YOUR TASK: Word for word, copy all the data and drop the pictures.
* Start *
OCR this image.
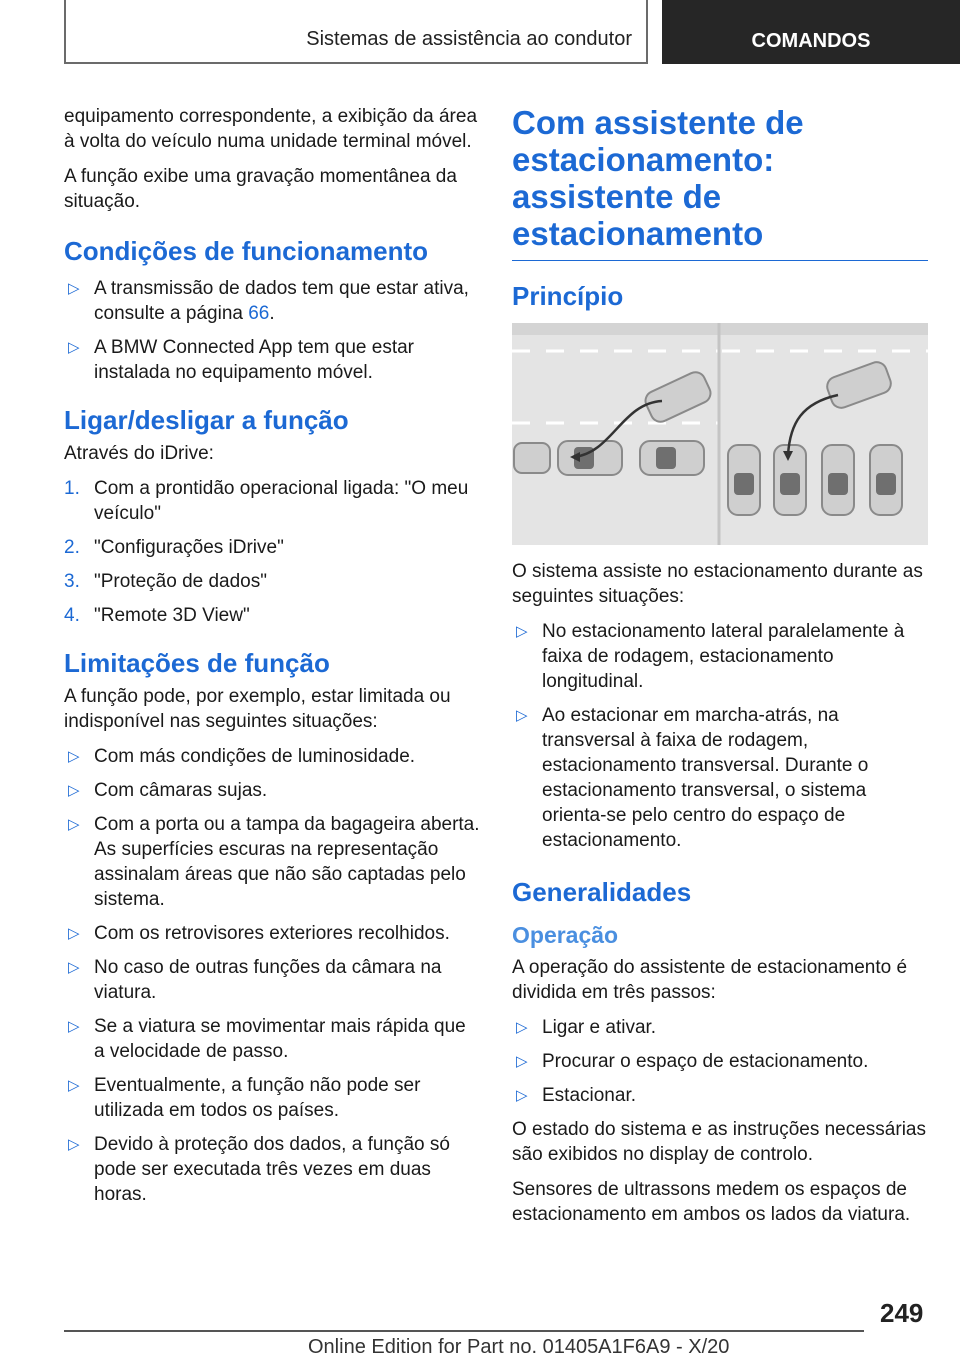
Sistemas de assistência ao condutor	COMANDOS

equipamento correspondente, a exibição da área à volta do veículo numa unidade terminal móvel.

A função exibe uma gravação momentânea da situação.

Condições de funcionamento
▷ A transmissão de dados tem que estar ativa, consulte a página 66.
▷ A BMW Connected App tem que estar instalada no equipamento móvel.
Ligar/desligar a função

Através do iDrive:

1. Com a prontidão operacional ligada: "O meu veículo"
2. "Configurações iDrive"
3. "Proteção de dados"
4. "Remote 3D View"
Limitações de função

A função pode, por exemplo, estar limitada ou indisponível nas seguintes situações:

▷ Com más condições de luminosidade.
▷ Com câmaras sujas.
▷ Com a porta ou a tampa da bagageira aberta. As superfícies escuras na representação assinalam áreas que não são captadas pelo sistema.
▷ Com os retrovisores exteriores recolhidos.
▷ No caso de outras funções da câmara na viatura.
▷ Se a viatura se movimentar mais rápida que a velocidade de passo.
▷ Eventualmente, a função não pode ser utilizada em todos os países.
▷ Devido à proteção dos dados, a função só pode ser executada três vezes em duas horas.
Com assistente de estacionamento: assistente de estacionamento
Princípio

O sistema assiste no estacionamento durante as seguintes situações:

▷ No estacionamento lateral paralelamente à faixa de rodagem, estacionamento longitudinal.
▷ Ao estacionar em marcha-atrás, na transversal à faixa de rodagem, estacionamento transversal. Durante o estacionamento transversal, o sistema orienta-se pelo centro do espaço de estacionamento.
Generalidades
Operação

A operação do assistente de estacionamento é dividida em três passos:

▷ Ligar e ativar.
▷ Procurar o espaço de estacionamento.
▷ Estacionar.

O estado do sistema e as instruções necessárias são exibidos no display de controlo.

Sensores de ultrassons medem os espaços de estacionamento em ambos os lados da viatura.

249
Online Edition for Part no. 01405A1F6A9 - X/20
* End *
RESPONSE BELOW:
OCR this image.
Sistemas de assistência ao condutor	COMANDOS

equipamento correspondente, a exibição da área à volta do veículo numa unidade terminal móvel.

A função exibe uma gravação momentânea da situação.

Condições de funcionamento
▷ A transmissão de dados tem que estar ativa, consulte a página 66.
▷ A BMW Connected App tem que estar instalada no equipamento móvel.
Ligar/desligar a função

Através do iDrive:

1. Com a prontidão operacional ligada: "O meu veículo"
2. "Configurações iDrive"
3. "Proteção de dados"
4. "Remote 3D View"
Limitações de função

A função pode, por exemplo, estar limitada ou indisponível nas seguintes situações:

▷ Com más condições de luminosidade.
▷ Com câmaras sujas.
▷ Com a porta ou a tampa da bagageira aberta. As superfícies escuras na representação assinalam áreas que não são captadas pelo sistema.
▷ Com os retrovisores exteriores recolhidos.
▷ No caso de outras funções da câmara na viatura.
▷ Se a viatura se movimentar mais rápida que a velocidade de passo.
▷ Eventualmente, a função não pode ser utilizada em todos os países.
▷ Devido à proteção dos dados, a função só pode ser executada três vezes em duas horas.
Com assistente de estacionamento: assistente de estacionamento
Princípio

O sistema assiste no estacionamento durante as seguintes situações:

▷ No estacionamento lateral paralelamente à faixa de rodagem, estacionamento longitudinal.
▷ Ao estacionar em marcha-atrás, na transversal à faixa de rodagem, estacionamento transversal. Durante o estacionamento transversal, o sistema orienta-se pelo centro do espaço de estacionamento.
Generalidades
Operação

A operação do assistente de estacionamento é dividida em três passos:

▷ Ligar e ativar.
▷ Procurar o espaço de estacionamento.
▷ Estacionar.

O estado do sistema e as instruções necessárias são exibidos no display de controlo.

Sensores de ultrassons medem os espaços de estacionamento em ambos os lados da viatura.

249
Online Edition for Part no. 01405A1F6A9 - X/20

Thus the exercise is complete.